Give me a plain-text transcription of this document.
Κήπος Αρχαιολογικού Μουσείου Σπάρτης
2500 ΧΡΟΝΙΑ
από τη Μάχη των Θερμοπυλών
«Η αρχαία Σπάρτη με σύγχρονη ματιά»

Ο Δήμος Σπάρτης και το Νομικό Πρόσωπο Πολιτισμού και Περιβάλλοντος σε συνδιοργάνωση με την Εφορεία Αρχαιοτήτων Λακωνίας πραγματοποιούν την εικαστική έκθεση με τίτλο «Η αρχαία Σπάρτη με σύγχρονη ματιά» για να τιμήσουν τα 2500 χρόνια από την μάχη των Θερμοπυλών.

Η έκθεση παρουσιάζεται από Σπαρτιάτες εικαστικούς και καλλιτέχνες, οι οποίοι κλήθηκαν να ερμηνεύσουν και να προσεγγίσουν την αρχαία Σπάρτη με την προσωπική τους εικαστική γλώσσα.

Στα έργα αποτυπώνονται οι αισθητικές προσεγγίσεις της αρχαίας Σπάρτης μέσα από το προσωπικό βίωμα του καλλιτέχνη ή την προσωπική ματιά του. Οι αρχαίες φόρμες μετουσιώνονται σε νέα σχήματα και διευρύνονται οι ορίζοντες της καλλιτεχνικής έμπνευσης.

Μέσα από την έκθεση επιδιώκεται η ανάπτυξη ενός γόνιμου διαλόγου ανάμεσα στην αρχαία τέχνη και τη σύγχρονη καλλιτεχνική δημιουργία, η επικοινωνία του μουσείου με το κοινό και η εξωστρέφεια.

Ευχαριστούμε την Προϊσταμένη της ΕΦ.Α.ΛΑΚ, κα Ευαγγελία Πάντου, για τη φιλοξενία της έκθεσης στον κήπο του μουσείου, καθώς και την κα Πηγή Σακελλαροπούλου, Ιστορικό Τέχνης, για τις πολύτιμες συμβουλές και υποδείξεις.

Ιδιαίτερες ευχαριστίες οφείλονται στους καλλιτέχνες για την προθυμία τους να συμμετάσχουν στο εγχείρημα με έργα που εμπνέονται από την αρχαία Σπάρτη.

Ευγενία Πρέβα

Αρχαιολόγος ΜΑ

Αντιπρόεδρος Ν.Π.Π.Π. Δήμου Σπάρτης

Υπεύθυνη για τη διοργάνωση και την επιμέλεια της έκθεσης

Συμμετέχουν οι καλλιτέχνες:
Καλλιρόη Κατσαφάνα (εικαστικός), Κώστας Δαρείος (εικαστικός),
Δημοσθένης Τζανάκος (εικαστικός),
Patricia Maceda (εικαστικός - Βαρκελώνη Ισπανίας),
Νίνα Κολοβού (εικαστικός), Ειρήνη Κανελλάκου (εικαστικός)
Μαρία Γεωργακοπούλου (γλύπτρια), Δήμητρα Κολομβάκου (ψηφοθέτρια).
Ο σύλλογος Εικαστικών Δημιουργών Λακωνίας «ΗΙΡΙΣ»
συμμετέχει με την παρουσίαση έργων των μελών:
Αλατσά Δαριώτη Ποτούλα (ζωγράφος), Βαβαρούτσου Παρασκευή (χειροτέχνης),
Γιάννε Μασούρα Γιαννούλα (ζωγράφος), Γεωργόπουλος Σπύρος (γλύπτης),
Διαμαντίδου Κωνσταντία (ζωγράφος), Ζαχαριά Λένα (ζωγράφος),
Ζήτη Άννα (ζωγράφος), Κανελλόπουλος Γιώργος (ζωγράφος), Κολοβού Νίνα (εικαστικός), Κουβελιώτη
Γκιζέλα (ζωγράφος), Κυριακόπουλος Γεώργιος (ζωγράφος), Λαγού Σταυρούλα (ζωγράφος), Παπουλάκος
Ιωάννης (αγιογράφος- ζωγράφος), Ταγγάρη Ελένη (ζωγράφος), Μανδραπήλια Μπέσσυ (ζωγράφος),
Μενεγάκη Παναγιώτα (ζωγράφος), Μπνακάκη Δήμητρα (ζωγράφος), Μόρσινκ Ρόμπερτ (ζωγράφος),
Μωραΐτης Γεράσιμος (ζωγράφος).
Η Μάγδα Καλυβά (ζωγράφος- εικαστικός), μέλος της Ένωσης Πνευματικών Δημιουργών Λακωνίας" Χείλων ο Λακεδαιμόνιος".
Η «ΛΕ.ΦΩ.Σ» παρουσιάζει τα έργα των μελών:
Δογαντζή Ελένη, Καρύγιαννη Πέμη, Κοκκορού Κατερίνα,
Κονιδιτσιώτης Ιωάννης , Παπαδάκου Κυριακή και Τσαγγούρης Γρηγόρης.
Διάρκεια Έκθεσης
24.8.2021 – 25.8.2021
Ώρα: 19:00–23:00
+ + + +
(Task): Your task is to repeat the data exactly; please include every line.

(Solution to the problem):
Give me a plain-text transcription of this document.
Κήπος Αρχαιολογικού Μουσείου Σπάρτης
2500 ΧΡΟΝΙΑ
από τη Μάχη των Θερμοπυλών
«Η αρχαία Σπάρτη με σύγχρονη ματιά»

Ο Δήμος Σπάρτης και το Νομικό Πρόσωπο Πολιτισμού και Περιβάλλοντος σε συνδιοργάνωση με την Εφορεία Αρχαιοτήτων Λακωνίας πραγματοποιούν την εικαστική έκθεση με τίτλο «Η αρχαία Σπάρτη με σύγχρονη ματιά» για να τιμήσουν τα 2500 χρόνια από την μάχη των Θερμοπυλών.

Η έκθεση παρουσιάζεται από Σπαρτιάτες εικαστικούς και καλλιτέχνες, οι οποίοι κλήθηκαν να ερμηνεύσουν και να προσεγγίσουν την αρχαία Σπάρτη με την προσωπική τους εικαστική γλώσσα.

Στα έργα αποτυπώνονται οι αισθητικές προσεγγίσεις της αρχαίας Σπάρτης μέσα από το προσωπικό βίωμα του καλλιτέχνη ή την προσωπική ματιά του. Οι αρχαίες φόρμες μετουσιώνονται σε νέα σχήματα και διευρύνονται οι ορίζοντες της καλλιτεχνικής έμπνευσης.

Μέσα από την έκθεση επιδιώκεται η ανάπτυξη ενός γόνιμου διαλόγου ανάμεσα στην αρχαία τέχνη και τη σύγχρονη καλλιτεχνική δημιουργία, η επικοινωνία του μουσείου με το κοινό και η εξωστρέφεια.

Ευχαριστούμε την Προϊσταμένη της ΕΦ.Α.ΛΑΚ, κα Ευαγγελία Πάντου, για τη φιλοξενία της έκθεσης στον κήπο του μουσείου, καθώς και την κα Πηγή Σακελλαροπούλου, Ιστορικό Τέχνης, για τις πολύτιμες συμβουλές και υποδείξεις.

Ιδιαίτερες ευχαριστίες οφείλονται στους καλλιτέχνες για την προθυμία τους να συμμετάσχουν στο εγχείρημα με έργα που εμπνέονται από την αρχαία Σπάρτη.

Ευγενία Πρέβα

Αρχαιολόγος ΜΑ

Αντιπρόεδρος Ν.Π.Π.Π. Δήμου Σπάρτης

Υπεύθυνη για τη διοργάνωση και την επιμέλεια της έκθεσης

Συμμετέχουν οι καλλιτέχνες:
Καλλιρόη Κατσαφάνα (εικαστικός), Κώστας Δαρείος (εικαστικός),
Δημοσθένης Τζανάκος (εικαστικός),
Patricia Maceda (εικαστικός - Βαρκελώνη Ισπανίας),
Νίνα Κολοβού (εικαστικός), Ειρήνη Κανελλάκου (εικαστικός)
Μαρία Γεωργακοπούλου (γλύπτρια), Δήμητρα Κολομβάκου (ψηφοθέτρια).
Ο σύλλογος Εικαστικών Δημιουργών Λακωνίας «ΗΙΡΙΣ»
συμμετέχει με την παρουσίαση έργων των μελών:
Αλατσά Δαριώτη Ποτούλα (ζωγράφος), Βαβαρούτσου Παρασκευή (χειροτέχνης),
Γιάννε Μασούρα Γιαννούλα (ζωγράφος), Γεωργόπουλος Σπύρος (γλύπτης),
Διαμαντίδου Κωνσταντία (ζωγράφος), Ζαχαριά Λένα (ζωγράφος),
Ζήτη Άννα (ζωγράφος), Κανελλόπουλος Γιώργος (ζωγράφος), Κολοβού Νίνα (εικαστικός), Κουβελιώτη
Γκιζέλα (ζωγράφος), Κυριακόπουλος Γεώργιος (ζωγράφος), Λαγού Σταυρούλα (ζωγράφος), Παπουλάκος
Ιωάννης (αγιογράφος- ζωγράφος), Ταγγάρη Ελένη (ζωγράφος), Μανδραπήλια Μπέσσυ (ζωγράφος),
Μενεγάκη Παναγιώτα (ζωγράφος), Μπνακάκη Δήμητρα (ζωγράφος), Μόρσινκ Ρόμπερτ (ζωγράφος),
Μωραΐτης Γεράσιμος (ζωγράφος).
Η Μάγδα Καλυβά (ζωγράφος- εικαστικός), μέλος της Ένωσης Πνευματικών Δημιουργών Λακωνίας" Χείλων ο Λακεδαιμόνιος".
Η «ΛΕ.ΦΩ.Σ» παρουσιάζει τα έργα των μελών:
Δογαντζή Ελένη, Καρύγιαννη Πέμη, Κοκκορού Κατερίνα,
Κονιδιτσιώτης Ιωάννης , Παπαδάκου Κυριακή και Τσαγγούρης Γρηγόρης.
Διάρκεια Έκθεσης
24.8.2021 – 25.8.2021
Ώρα: 19:00–23:00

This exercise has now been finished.